Material supplied>
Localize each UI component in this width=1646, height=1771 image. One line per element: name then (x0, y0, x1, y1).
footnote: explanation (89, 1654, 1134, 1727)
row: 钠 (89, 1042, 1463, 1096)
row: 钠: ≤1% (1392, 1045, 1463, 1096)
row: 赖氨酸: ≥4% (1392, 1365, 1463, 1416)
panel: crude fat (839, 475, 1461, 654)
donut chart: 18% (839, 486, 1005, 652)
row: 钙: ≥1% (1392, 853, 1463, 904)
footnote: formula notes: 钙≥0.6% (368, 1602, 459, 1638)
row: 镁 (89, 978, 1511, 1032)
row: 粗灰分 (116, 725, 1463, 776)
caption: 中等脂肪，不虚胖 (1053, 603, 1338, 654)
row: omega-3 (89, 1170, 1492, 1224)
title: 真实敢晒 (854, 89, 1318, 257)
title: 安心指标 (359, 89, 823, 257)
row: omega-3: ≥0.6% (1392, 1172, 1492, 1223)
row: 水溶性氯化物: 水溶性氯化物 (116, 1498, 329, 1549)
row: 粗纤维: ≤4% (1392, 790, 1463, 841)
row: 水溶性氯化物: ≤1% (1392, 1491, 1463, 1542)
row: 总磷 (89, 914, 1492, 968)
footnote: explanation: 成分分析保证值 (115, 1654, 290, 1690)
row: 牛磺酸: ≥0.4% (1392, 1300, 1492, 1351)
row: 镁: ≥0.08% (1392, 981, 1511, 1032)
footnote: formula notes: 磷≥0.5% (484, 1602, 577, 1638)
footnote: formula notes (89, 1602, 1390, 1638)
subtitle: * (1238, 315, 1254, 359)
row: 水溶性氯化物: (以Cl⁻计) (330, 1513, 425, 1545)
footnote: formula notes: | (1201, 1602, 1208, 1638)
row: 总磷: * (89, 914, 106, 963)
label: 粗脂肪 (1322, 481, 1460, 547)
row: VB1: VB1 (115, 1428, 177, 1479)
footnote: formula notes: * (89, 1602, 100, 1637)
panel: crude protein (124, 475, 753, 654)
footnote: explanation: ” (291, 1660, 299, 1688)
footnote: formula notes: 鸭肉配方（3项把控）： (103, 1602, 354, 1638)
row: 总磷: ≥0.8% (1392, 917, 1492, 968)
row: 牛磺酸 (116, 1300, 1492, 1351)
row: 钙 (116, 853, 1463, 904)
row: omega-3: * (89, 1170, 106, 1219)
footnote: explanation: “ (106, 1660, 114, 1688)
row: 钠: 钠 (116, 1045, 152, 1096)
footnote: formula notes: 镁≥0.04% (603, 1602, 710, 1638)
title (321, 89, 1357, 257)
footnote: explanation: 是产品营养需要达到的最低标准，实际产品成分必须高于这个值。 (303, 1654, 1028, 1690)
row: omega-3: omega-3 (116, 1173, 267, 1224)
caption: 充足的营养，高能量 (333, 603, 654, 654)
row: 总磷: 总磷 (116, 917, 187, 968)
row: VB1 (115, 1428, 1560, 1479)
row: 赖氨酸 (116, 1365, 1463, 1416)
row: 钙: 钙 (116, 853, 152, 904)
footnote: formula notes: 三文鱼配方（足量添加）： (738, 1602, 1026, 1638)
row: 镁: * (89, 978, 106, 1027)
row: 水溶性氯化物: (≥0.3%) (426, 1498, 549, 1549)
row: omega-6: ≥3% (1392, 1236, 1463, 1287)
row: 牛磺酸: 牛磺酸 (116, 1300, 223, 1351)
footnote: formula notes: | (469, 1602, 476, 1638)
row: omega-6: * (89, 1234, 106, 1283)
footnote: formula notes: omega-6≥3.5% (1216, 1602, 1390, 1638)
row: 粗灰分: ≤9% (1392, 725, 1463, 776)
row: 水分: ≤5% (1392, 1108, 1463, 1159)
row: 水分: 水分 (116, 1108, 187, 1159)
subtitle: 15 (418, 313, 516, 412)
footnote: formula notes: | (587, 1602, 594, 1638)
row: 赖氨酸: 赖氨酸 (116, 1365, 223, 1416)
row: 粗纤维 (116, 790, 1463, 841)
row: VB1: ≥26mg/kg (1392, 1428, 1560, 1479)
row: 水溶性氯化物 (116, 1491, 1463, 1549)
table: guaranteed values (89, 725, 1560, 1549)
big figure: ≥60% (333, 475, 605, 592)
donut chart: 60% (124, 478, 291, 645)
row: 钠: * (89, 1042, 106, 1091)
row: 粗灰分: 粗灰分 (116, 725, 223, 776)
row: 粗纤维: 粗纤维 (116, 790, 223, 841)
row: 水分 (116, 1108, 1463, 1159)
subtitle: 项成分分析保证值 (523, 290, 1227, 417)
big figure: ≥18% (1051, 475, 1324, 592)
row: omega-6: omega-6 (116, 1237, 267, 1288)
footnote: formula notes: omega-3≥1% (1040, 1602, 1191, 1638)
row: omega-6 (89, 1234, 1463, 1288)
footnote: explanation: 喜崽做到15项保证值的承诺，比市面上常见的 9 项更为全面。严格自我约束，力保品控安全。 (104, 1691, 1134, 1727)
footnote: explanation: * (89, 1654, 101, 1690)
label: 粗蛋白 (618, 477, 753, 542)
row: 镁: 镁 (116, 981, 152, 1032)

What you have to do>
Read through the entries and copy every line that includes "panel".

Response area>
panel: crude fat (839, 475, 1461, 654)
panel: crude protein (124, 475, 753, 654)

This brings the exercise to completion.